→ **What this task involves**
Output all lines exactly.

→ **Dataset**
========
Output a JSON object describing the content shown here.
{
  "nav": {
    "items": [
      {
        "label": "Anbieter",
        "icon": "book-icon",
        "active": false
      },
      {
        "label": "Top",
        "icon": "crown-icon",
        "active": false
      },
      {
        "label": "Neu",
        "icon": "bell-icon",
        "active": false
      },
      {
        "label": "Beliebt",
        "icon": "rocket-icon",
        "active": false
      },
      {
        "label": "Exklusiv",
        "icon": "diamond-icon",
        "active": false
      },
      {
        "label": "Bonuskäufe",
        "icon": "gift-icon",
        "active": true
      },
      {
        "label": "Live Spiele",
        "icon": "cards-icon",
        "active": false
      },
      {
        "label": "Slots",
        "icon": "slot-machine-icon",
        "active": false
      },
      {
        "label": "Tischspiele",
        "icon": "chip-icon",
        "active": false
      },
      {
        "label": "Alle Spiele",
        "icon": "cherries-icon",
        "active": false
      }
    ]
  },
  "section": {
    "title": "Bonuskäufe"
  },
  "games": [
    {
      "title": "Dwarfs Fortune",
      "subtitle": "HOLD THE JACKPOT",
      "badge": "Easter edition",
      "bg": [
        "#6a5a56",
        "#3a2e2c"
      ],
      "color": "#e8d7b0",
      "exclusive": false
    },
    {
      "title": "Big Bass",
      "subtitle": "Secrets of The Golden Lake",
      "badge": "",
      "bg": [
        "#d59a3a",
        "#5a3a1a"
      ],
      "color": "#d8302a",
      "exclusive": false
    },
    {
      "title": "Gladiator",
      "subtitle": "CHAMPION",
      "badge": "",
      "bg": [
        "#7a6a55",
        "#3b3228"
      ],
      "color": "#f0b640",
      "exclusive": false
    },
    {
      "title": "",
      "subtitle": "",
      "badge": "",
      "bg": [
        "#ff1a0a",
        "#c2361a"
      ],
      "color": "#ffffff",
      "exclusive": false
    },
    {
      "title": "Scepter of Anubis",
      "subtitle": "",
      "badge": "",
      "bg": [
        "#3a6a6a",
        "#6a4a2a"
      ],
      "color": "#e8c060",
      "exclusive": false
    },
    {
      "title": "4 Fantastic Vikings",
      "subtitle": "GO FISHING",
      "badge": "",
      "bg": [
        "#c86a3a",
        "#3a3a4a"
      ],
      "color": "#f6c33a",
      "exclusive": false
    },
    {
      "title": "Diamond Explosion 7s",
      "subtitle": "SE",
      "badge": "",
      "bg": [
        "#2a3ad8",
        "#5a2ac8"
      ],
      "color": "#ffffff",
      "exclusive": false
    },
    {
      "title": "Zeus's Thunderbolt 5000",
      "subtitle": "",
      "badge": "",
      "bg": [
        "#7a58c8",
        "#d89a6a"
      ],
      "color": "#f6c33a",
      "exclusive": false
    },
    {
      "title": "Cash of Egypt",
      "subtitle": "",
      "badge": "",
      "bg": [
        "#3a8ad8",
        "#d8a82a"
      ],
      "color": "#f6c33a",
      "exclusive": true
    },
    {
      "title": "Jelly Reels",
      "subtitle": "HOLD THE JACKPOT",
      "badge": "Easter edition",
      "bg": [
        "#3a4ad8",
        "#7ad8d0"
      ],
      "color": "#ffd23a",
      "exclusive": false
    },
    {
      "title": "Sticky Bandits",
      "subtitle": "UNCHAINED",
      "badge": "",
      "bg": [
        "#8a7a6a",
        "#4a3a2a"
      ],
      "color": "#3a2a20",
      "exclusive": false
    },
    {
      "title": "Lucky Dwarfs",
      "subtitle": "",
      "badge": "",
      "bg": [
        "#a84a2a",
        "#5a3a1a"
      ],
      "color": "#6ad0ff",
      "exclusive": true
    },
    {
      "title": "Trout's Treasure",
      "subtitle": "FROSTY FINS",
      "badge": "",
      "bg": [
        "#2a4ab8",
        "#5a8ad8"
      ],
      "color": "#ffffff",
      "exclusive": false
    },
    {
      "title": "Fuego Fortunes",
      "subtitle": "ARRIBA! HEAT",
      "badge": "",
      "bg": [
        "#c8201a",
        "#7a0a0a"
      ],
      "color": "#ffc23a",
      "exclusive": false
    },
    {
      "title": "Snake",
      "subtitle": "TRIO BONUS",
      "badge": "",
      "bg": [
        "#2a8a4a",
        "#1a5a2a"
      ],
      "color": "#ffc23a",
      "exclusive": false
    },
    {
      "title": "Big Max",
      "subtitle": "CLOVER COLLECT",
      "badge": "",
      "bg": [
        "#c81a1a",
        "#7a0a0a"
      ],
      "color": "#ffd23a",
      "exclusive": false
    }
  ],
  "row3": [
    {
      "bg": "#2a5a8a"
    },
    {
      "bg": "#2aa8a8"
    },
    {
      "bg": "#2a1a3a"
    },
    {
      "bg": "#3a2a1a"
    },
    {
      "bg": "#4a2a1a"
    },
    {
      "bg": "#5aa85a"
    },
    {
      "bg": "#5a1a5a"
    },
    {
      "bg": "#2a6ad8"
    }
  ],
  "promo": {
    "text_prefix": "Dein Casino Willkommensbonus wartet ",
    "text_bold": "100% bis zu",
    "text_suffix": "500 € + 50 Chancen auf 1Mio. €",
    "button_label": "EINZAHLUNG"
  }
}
========
→ **Problem solution**
Output a JSON object describing the content shown here.
{
  "nav": {
    "items": [
      {
        "label": "Anbieter",
        "icon": "book-icon",
        "active": false
      },
      {
        "label": "Top",
        "icon": "crown-icon",
        "active": false
      },
      {
        "label": "Neu",
        "icon": "bell-icon",
        "active": false
      },
      {
        "label": "Beliebt",
        "icon": "rocket-icon",
        "active": false
      },
      {
        "label": "Exklusiv",
        "icon": "diamond-icon",
        "active": false
      },
      {
        "label": "Bonuskäufe",
        "icon": "gift-icon",
        "active": true
      },
      {
        "label": "Live Spiele",
        "icon": "cards-icon",
        "active": false
      },
      {
        "label": "Slots",
        "icon": "slot-machine-icon",
        "active": false
      },
      {
        "label": "Tischspiele",
        "icon": "chip-icon",
        "active": false
      },
      {
        "label": "Alle Spiele",
        "icon": "cherries-icon",
        "active": false
      }
    ]
  },
  "section": {
    "title": "Bonuskäufe"
  },
  "games": [
    {
      "title": "Dwarfs Fortune",
      "subtitle": "HOLD THE JACKPOT",
      "badge": "Easter edition",
      "bg": [
        "#6a5a56",
        "#3a2e2c"
      ],
      "color": "#e8d7b0",
      "exclusive": false
    },
    {
      "title": "Big Bass",
      "subtitle": "Secrets of The Golden Lake",
      "badge": "",
      "bg": [
        "#d59a3a",
        "#5a3a1a"
      ],
      "color": "#d8302a",
      "exclusive": false
    },
    {
      "title": "Gladiator",
      "subtitle": "CHAMPION",
      "badge": "",
      "bg": [
        "#7a6a55",
        "#3b3228"
      ],
      "color": "#f0b640",
      "exclusive": false
    },
    {
      "title": "",
      "subtitle": "",
      "badge": "",
      "bg": [
        "#ff1a0a",
        "#c2361a"
      ],
      "color": "#ffffff",
      "exclusive": false
    },
    {
      "title": "Scepter of Anubis",
      "subtitle": "",
      "badge": "",
      "bg": [
        "#3a6a6a",
        "#6a4a2a"
      ],
      "color": "#e8c060",
      "exclusive": false
    },
    {
      "title": "4 Fantastic Vikings",
      "subtitle": "GO FISHING",
      "badge": "",
      "bg": [
        "#c86a3a",
        "#3a3a4a"
      ],
      "color": "#f6c33a",
      "exclusive": false
    },
    {
      "title": "Diamond Explosion 7s",
      "subtitle": "SE",
      "badge": "",
      "bg": [
        "#2a3ad8",
        "#5a2ac8"
      ],
      "color": "#ffffff",
      "exclusive": false
    },
    {
      "title": "Zeus's Thunderbolt 5000",
      "subtitle": "",
      "badge": "",
      "bg": [
        "#7a58c8",
        "#d89a6a"
      ],
      "color": "#f6c33a",
      "exclusive": false
    },
    {
      "title": "Cash of Egypt",
      "subtitle": "",
      "badge": "",
      "bg": [
        "#3a8ad8",
        "#d8a82a"
      ],
      "color": "#f6c33a",
      "exclusive": true
    },
    {
      "title": "Jelly Reels",
      "subtitle": "HOLD THE JACKPOT",
      "badge": "Easter edition",
      "bg": [
        "#3a4ad8",
        "#7ad8d0"
      ],
      "color": "#ffd23a",
      "exclusive": false
    },
    {
      "title": "Sticky Bandits",
      "subtitle": "UNCHAINED",
      "badge": "",
      "bg": [
        "#8a7a6a",
        "#4a3a2a"
      ],
      "color": "#3a2a20",
      "exclusive": false
    },
    {
      "title": "Lucky Dwarfs",
      "subtitle": "",
      "badge": "",
      "bg": [
        "#a84a2a",
        "#5a3a1a"
      ],
      "color": "#6ad0ff",
      "exclusive": true
    },
    {
      "title": "Trout's Treasure",
      "subtitle": "FROSTY FINS",
      "badge": "",
      "bg": [
        "#2a4ab8",
        "#5a8ad8"
      ],
      "color": "#ffffff",
      "exclusive": false
    },
    {
      "title": "Fuego Fortunes",
      "subtitle": "ARRIBA! HEAT",
      "badge": "",
      "bg": [
        "#c8201a",
        "#7a0a0a"
      ],
      "color": "#ffc23a",
      "exclusive": false
    },
    {
      "title": "Snake",
      "subtitle": "TRIO BONUS",
      "badge": "",
      "bg": [
        "#2a8a4a",
        "#1a5a2a"
      ],
      "color": "#ffc23a",
      "exclusive": false
    },
    {
      "title": "Big Max",
      "subtitle": "CLOVER COLLECT",
      "badge": "",
      "bg": [
        "#c81a1a",
        "#7a0a0a"
      ],
      "color": "#ffd23a",
      "exclusive": false
    }
  ],
  "row3": [
    {
      "bg": "#2a5a8a"
    },
    {
      "bg": "#2aa8a8"
    },
    {
      "bg": "#2a1a3a"
    },
    {
      "bg": "#3a2a1a"
    },
    {
      "bg": "#4a2a1a"
    },
    {
      "bg": "#5aa85a"
    },
    {
      "bg": "#5a1a5a"
    },
    {
      "bg": "#2a6ad8"
    }
  ],
  "promo": {
    "text_prefix": "Dein Casino Willkommensbonus wartet ",
    "text_bold": "100% bis zu",
    "text_suffix": "500 € + 50 Chancen auf 1Mio. €",
    "button_label": "EINZAHLUNG"
  }
}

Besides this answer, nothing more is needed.